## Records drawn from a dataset
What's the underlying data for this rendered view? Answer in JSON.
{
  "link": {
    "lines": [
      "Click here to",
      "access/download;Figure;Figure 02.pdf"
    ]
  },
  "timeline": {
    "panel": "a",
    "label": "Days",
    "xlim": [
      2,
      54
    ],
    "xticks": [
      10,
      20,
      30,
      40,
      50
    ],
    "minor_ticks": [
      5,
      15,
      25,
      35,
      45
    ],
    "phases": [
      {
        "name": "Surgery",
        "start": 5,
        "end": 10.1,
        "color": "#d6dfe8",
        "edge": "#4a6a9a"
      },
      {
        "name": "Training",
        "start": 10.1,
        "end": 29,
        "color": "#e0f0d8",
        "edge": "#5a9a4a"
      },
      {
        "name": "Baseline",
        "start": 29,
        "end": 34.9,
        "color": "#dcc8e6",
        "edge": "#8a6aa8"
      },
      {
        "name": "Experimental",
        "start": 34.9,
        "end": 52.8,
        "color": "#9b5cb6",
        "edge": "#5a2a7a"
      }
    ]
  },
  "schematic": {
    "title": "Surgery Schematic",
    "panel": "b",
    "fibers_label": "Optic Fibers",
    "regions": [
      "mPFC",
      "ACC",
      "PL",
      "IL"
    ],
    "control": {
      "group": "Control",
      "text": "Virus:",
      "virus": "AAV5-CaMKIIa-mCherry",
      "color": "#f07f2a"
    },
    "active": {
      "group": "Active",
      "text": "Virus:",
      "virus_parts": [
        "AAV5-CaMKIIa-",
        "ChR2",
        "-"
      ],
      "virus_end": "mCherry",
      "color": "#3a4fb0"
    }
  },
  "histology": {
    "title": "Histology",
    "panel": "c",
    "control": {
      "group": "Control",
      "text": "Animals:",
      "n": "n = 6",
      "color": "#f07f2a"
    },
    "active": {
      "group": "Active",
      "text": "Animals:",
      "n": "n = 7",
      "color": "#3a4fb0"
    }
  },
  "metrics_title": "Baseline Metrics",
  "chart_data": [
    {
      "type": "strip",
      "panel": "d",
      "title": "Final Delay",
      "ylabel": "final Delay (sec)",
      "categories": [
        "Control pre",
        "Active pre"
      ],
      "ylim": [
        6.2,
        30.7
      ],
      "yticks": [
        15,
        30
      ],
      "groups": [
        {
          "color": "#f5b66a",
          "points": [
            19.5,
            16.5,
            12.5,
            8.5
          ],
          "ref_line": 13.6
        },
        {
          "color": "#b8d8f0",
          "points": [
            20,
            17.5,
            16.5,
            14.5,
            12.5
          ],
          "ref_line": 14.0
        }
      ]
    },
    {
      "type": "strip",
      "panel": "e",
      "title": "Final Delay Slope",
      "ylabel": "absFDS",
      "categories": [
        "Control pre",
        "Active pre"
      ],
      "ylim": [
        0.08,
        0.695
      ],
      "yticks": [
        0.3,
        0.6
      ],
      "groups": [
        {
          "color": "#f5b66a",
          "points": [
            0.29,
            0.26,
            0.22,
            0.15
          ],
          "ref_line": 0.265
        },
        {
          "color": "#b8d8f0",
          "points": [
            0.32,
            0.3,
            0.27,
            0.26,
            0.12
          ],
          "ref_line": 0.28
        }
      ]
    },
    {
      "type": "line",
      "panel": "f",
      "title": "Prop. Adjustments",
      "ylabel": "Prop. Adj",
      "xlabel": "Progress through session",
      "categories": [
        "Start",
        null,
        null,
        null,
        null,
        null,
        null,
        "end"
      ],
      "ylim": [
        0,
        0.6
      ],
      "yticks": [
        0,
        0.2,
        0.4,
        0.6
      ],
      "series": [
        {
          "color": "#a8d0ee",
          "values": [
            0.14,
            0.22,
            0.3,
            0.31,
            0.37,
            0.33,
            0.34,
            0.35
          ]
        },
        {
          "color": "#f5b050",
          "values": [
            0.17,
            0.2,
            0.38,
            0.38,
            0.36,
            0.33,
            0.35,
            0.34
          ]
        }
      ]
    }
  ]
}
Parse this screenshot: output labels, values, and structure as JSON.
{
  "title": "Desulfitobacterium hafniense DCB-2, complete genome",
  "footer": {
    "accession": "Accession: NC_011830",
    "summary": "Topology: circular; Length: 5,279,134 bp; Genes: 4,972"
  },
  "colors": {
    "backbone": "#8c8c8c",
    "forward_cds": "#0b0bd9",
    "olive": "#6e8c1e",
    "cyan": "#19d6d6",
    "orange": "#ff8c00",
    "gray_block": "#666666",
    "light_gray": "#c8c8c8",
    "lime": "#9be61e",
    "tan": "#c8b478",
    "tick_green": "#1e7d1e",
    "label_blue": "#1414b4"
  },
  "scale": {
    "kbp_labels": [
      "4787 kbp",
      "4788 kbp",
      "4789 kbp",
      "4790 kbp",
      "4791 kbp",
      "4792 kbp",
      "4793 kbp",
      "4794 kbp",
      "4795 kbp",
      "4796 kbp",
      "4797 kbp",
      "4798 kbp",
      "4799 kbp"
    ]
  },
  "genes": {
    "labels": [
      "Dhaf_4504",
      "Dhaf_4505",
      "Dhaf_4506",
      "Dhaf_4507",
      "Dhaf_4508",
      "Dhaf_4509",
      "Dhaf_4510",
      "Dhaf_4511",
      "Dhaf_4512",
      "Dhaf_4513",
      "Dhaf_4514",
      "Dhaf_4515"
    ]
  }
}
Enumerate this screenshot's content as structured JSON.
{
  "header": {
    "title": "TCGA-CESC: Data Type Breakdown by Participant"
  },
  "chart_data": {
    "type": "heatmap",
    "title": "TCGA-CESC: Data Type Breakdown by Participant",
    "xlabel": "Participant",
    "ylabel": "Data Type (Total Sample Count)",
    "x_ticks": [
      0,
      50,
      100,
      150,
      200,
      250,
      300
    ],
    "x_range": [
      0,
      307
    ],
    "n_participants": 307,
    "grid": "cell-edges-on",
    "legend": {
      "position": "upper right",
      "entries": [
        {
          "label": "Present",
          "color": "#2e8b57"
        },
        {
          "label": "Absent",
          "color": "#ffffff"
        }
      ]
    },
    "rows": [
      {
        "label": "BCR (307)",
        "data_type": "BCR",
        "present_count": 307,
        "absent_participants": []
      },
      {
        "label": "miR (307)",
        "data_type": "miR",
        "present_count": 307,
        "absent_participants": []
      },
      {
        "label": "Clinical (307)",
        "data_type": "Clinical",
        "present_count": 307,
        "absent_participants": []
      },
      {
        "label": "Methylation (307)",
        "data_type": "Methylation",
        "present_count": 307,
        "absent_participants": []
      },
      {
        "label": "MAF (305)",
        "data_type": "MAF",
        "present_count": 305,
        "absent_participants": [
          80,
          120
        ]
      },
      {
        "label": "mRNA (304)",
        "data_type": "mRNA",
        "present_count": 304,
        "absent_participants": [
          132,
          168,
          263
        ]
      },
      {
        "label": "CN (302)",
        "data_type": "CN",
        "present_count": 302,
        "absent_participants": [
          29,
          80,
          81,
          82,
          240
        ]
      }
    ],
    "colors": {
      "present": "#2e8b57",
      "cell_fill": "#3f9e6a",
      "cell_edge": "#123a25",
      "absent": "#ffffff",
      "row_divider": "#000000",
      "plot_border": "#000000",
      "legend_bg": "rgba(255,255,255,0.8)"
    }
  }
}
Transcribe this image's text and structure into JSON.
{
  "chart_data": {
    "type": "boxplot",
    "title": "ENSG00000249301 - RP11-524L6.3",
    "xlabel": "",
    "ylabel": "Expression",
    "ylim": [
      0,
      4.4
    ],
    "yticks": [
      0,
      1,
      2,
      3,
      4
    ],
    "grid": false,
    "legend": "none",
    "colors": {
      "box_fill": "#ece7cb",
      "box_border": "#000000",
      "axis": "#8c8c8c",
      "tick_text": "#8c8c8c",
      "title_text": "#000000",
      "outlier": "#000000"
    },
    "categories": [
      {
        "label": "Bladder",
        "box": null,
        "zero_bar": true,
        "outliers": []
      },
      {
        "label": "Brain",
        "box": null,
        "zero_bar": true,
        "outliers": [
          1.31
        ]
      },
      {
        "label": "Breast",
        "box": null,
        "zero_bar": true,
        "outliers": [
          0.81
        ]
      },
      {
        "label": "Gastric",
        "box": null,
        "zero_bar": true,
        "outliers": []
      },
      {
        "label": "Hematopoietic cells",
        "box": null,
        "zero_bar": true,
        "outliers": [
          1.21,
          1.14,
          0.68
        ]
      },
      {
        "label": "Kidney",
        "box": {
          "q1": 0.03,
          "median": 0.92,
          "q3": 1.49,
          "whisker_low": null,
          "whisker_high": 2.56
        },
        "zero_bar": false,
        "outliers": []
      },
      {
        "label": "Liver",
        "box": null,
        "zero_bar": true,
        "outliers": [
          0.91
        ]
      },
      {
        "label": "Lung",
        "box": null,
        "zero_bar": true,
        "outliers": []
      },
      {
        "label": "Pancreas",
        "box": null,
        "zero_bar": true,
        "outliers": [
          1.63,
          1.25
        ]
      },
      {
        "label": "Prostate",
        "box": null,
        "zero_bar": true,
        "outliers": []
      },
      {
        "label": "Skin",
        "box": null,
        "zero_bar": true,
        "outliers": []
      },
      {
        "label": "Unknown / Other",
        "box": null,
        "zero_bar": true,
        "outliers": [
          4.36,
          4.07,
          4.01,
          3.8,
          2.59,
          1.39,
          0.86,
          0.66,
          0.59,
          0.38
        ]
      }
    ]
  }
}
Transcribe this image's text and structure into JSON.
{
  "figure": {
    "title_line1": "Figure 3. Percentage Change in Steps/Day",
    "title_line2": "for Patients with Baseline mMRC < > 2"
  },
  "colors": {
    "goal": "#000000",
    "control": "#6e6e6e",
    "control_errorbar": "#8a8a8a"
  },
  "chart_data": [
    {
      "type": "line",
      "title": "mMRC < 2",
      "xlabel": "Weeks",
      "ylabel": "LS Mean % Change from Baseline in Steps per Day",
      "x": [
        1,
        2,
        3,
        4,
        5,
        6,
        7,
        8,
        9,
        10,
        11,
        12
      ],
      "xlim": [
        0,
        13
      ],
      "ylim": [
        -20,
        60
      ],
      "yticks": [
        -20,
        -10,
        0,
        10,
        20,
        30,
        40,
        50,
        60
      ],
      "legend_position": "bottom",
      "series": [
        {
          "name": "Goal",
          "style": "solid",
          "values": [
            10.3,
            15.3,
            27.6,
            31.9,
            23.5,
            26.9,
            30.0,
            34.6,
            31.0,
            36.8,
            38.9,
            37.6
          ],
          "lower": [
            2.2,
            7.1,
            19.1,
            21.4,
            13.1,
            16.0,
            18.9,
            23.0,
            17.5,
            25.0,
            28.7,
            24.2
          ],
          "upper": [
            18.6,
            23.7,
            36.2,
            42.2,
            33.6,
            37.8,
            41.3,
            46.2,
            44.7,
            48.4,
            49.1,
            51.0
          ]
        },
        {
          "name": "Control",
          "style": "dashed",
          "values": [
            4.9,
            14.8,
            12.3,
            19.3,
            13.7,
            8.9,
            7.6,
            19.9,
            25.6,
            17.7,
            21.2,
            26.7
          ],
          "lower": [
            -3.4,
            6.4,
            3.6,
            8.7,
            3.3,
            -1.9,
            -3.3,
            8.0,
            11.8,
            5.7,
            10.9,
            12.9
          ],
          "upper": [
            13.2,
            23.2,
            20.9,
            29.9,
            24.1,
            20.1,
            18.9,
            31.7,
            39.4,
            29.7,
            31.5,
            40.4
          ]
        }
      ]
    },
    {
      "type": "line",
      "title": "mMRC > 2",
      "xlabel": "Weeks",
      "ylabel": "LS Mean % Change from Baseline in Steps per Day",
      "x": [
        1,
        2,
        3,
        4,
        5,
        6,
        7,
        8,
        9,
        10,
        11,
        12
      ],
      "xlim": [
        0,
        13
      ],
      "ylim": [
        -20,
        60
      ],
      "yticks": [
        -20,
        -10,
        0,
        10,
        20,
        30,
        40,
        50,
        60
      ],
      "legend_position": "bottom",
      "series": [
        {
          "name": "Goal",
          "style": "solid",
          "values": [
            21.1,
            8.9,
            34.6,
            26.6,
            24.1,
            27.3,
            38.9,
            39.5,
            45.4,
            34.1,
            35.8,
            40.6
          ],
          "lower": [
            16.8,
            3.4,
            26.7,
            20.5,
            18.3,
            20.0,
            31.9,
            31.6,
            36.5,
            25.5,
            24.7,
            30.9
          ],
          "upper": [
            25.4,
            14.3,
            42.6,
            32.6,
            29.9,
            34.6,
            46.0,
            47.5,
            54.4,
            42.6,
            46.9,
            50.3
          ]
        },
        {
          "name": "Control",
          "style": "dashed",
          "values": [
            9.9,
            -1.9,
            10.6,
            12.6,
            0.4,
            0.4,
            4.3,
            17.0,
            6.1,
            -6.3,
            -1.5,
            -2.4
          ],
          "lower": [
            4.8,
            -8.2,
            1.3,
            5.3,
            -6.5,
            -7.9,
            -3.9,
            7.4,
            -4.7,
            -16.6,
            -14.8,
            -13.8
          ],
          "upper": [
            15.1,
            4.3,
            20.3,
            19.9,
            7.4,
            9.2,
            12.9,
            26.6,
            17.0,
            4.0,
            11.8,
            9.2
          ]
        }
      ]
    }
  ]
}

## PROBLEM DESCRIPTION
Please state how many lines in the entries above include the string "screenshot", and write only that number.

## RESPONSE BOX
2